*PROVIDED DATA*
- - - - -
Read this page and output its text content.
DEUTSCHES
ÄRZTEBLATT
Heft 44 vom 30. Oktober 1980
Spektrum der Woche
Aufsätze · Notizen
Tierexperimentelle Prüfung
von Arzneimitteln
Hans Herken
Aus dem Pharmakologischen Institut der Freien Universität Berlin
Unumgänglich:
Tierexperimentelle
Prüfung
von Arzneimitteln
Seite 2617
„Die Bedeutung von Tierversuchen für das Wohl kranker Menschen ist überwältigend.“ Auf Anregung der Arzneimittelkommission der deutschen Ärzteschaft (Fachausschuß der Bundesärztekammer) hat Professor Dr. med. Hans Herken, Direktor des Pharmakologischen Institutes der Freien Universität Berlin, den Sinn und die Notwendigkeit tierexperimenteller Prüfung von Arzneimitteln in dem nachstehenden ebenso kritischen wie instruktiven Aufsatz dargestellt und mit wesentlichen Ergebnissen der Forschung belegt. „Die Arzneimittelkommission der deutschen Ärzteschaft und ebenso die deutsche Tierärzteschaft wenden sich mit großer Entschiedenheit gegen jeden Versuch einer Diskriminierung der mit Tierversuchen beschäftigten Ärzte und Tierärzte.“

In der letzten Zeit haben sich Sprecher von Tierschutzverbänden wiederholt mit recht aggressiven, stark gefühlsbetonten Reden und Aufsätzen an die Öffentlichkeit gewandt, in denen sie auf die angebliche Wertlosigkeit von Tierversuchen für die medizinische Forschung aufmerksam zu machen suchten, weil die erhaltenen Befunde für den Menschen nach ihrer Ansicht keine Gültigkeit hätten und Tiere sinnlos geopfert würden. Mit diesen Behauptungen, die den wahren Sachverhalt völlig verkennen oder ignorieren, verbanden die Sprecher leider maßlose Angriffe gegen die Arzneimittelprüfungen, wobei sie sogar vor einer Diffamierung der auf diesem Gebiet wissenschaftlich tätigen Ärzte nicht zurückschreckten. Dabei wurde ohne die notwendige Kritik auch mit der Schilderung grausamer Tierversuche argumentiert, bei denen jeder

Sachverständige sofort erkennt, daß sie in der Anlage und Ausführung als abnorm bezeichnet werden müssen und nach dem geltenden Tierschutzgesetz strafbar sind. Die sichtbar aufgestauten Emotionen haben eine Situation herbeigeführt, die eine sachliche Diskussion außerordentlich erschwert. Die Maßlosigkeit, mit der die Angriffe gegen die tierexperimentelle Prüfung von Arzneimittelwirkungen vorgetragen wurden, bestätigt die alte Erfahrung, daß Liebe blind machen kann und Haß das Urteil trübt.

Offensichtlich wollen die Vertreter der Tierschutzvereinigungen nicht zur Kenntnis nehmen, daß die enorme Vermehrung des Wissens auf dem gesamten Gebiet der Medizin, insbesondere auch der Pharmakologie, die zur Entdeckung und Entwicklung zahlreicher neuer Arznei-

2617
- - - - -
*THE PROBLEM*
The entries above must be returned in full, exactly as shown.

*REPLY TO THE EXERCISE*
Read this page and output its text content.
DEUTSCHES
ÄRZTEBLATT
Heft 44 vom 30. Oktober 1980
Spektrum der Woche
Aufsätze · Notizen
Tierexperimentelle Prüfung
von Arzneimitteln
Hans Herken
Aus dem Pharmakologischen Institut der Freien Universität Berlin
Unumgänglich:
Tierexperimentelle
Prüfung
von Arzneimitteln
Seite 2617
„Die Bedeutung von Tierversuchen für das Wohl kranker Menschen ist überwältigend.“ Auf Anregung der Arzneimittelkommission der deutschen Ärzteschaft (Fachausschuß der Bundesärztekammer) hat Professor Dr. med. Hans Herken, Direktor des Pharmakologischen Institutes der Freien Universität Berlin, den Sinn und die Notwendigkeit tierexperimenteller Prüfung von Arzneimitteln in dem nachstehenden ebenso kritischen wie instruktiven Aufsatz dargestellt und mit wesentlichen Ergebnissen der Forschung belegt. „Die Arzneimittelkommission der deutschen Ärzteschaft und ebenso die deutsche Tierärzteschaft wenden sich mit großer Entschiedenheit gegen jeden Versuch einer Diskriminierung der mit Tierversuchen beschäftigten Ärzte und Tierärzte.“

In der letzten Zeit haben sich Sprecher von Tierschutzverbänden wiederholt mit recht aggressiven, stark gefühlsbetonten Reden und Aufsätzen an die Öffentlichkeit gewandt, in denen sie auf die angebliche Wertlosigkeit von Tierversuchen für die medizinische Forschung aufmerksam zu machen suchten, weil die erhaltenen Befunde für den Menschen nach ihrer Ansicht keine Gültigkeit hätten und Tiere sinnlos geopfert würden. Mit diesen Behauptungen, die den wahren Sachverhalt völlig verkennen oder ignorieren, verbanden die Sprecher leider maßlose Angriffe gegen die Arzneimittelprüfungen, wobei sie sogar vor einer Diffamierung der auf diesem Gebiet wissenschaftlich tätigen Ärzte nicht zurückschreckten. Dabei wurde ohne die notwendige Kritik auch mit der Schilderung grausamer Tierversuche argumentiert, bei denen jeder

Sachverständige sofort erkennt, daß sie in der Anlage und Ausführung als abnorm bezeichnet werden müssen und nach dem geltenden Tierschutzgesetz strafbar sind. Die sichtbar aufgestauten Emotionen haben eine Situation herbeigeführt, die eine sachliche Diskussion außerordentlich erschwert. Die Maßlosigkeit, mit der die Angriffe gegen die tierexperimentelle Prüfung von Arzneimittelwirkungen vorgetragen wurden, bestätigt die alte Erfahrung, daß Liebe blind machen kann und Haß das Urteil trübt.

Offensichtlich wollen die Vertreter der Tierschutzvereinigungen nicht zur Kenntnis nehmen, daß die enorme Vermehrung des Wissens auf dem gesamten Gebiet der Medizin, insbesondere auch der Pharmakologie, die zur Entdeckung und Entwicklung zahlreicher neuer Arznei-

2617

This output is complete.